> [The problem]: Going through the material below, please gather all lines with the word "μπορεί" in them.

> [Record excerpts]:
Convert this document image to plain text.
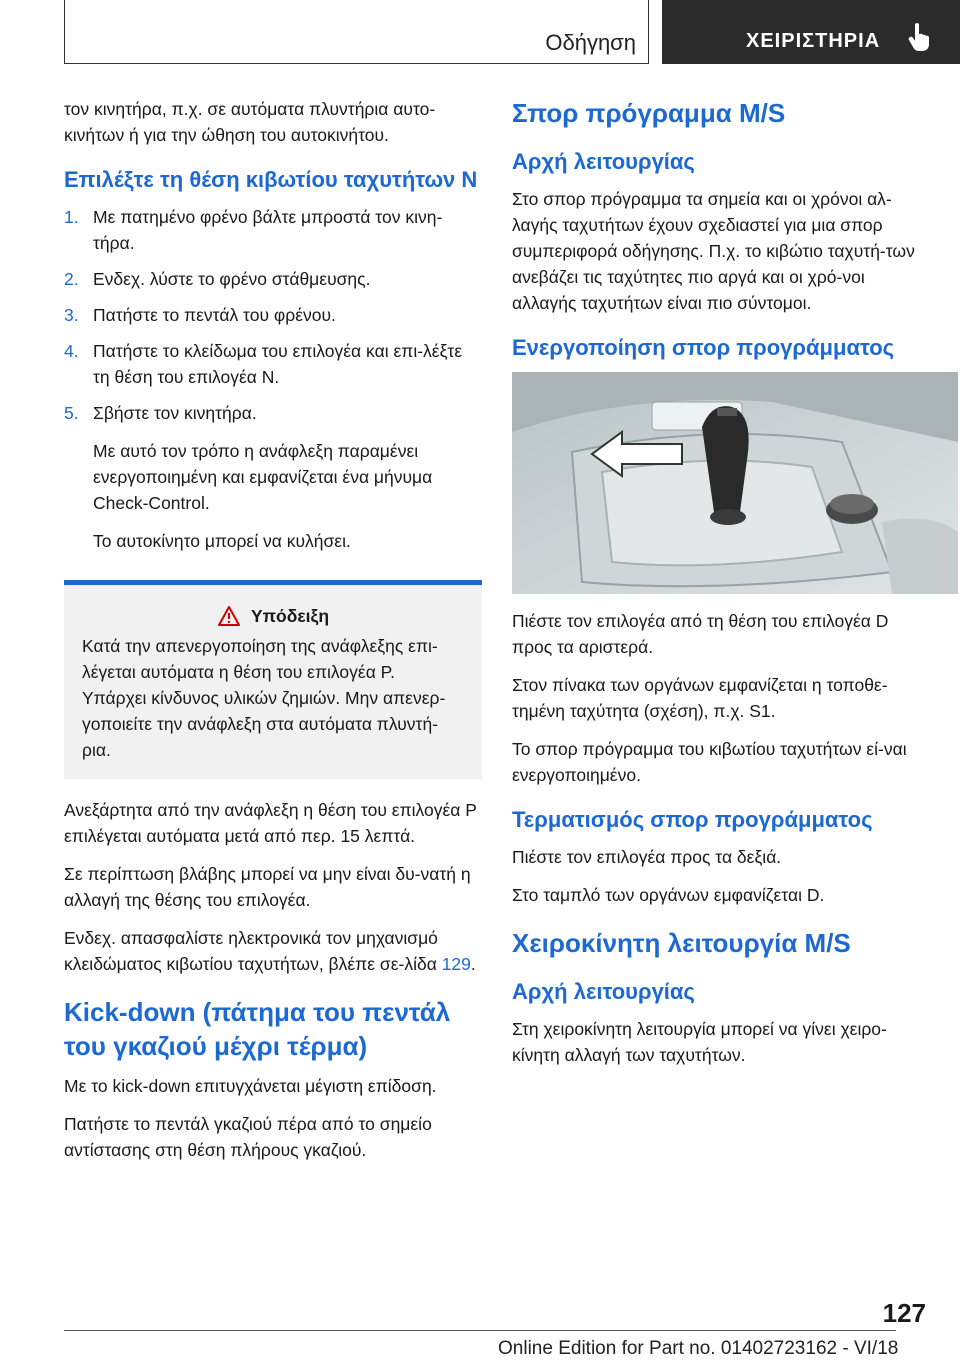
Οδήγηση	ΧΕΙΡΙΣΤΗΡΙΑ

τον κινητήρα, π.χ. σε αυτόματα πλυντήρια αυτο-κινήτων ή για την ώθηση του αυτοκινήτου.

Επιλέξτε τη θέση κιβωτίου ταχυτήτων N
1. Με πατημένο φρένο βάλτε μπροστά τον κινη-τήρα.
2. Ενδεχ. λύστε το φρένο στάθμευσης.
3. Πατήστε το πεντάλ του φρένου.
4. Πατήστε το κλείδωμα του επιλογέα και επι-λέξτε τη θέση του επιλογέα N.
5. Σβήστε τον κινητήρα.

Με αυτό τον τρόπο η ανάφλεξη παραμένει ενεργοποιημένη και εμφανίζεται ένα μήνυμα Check-Control.

Το αυτοκίνητο μπορεί να κυλήσει.

Υπόδειξη

Κατά την απενεργοποίηση της ανάφλεξης επι-λέγεται αυτόματα η θέση του επιλογέα P. Υπάρχει κίνδυνος υλικών ζημιών. Μην απενερ-γοποιείτε την ανάφλεξη στα αυτόματα πλυντή-ρια.

Ανεξάρτητα από την ανάφλεξη η θέση του επιλογέα P επιλέγεται αυτόματα μετά από περ. 15 λεπτά.

Σε περίπτωση βλάβης μπορεί να μην είναι δυ-νατή η αλλαγή της θέσης του επιλογέα.

Ενδεχ. απασφαλίστε ηλεκτρονικά τον μηχανισμό κλειδώματος κιβωτίου ταχυτήτων, βλέπε σε-λίδα 129.

Kick-down (πάτημα του πεντάλ του γκαζιού μέχρι τέρμα)

Με το kick-down επιτυγχάνεται μέγιστη επίδοση.

Πατήστε το πεντάλ γκαζιού πέρα από το σημείο αντίστασης στη θέση πλήρους γκαζιού.

Σπορ πρόγραμμα M/S
Αρχή λειτουργίας

Στο σπορ πρόγραμμα τα σημεία και οι χρόνοι αλ-λαγής ταχυτήτων έχουν σχεδιαστεί για μια σπορ συμπεριφορά οδήγησης. Π.χ. το κιβώτιο ταχυτή-των ανεβάζει τις ταχύτητες πιο αργά και οι χρό-νοι αλλαγής ταχυτήτων είναι πιο σύντομοι.

Ενεργοποίηση σπορ προγράμματος

Πιέστε τον επιλογέα από τη θέση του επιλογέα D προς τα αριστερά.

Στον πίνακα των οργάνων εμφανίζεται η τοποθε-τημένη ταχύτητα (σχέση), π.χ. S1.

Το σπορ πρόγραμμα του κιβωτίου ταχυτήτων εί-ναι ενεργοποιημένο.

Τερματισμός σπορ προγράμματος

Πιέστε τον επιλογέα προς τα δεξιά.

Στο ταμπλό των οργάνων εμφανίζεται D.

Χειροκίνητη λειτουργία M/S
Αρχή λειτουργίας

Στη χειροκίνητη λειτουργία μπορεί να γίνει χειρο-κίνητη αλλαγή των ταχυτήτων.

127
Online Edition for Part no. 01402723162 - VI/18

> [Solution for this task]:
Το αυτοκίνητο μπορεί να κυλήσει.
Σε περίπτωση βλάβης μπορεί να μην είναι δυ-νατή η αλλαγή της θέσης του επιλογέα.
Στη χειροκίνητη λειτουργία μπορεί να γίνει χειρο-κίνητη αλλαγή των ταχυτήτων.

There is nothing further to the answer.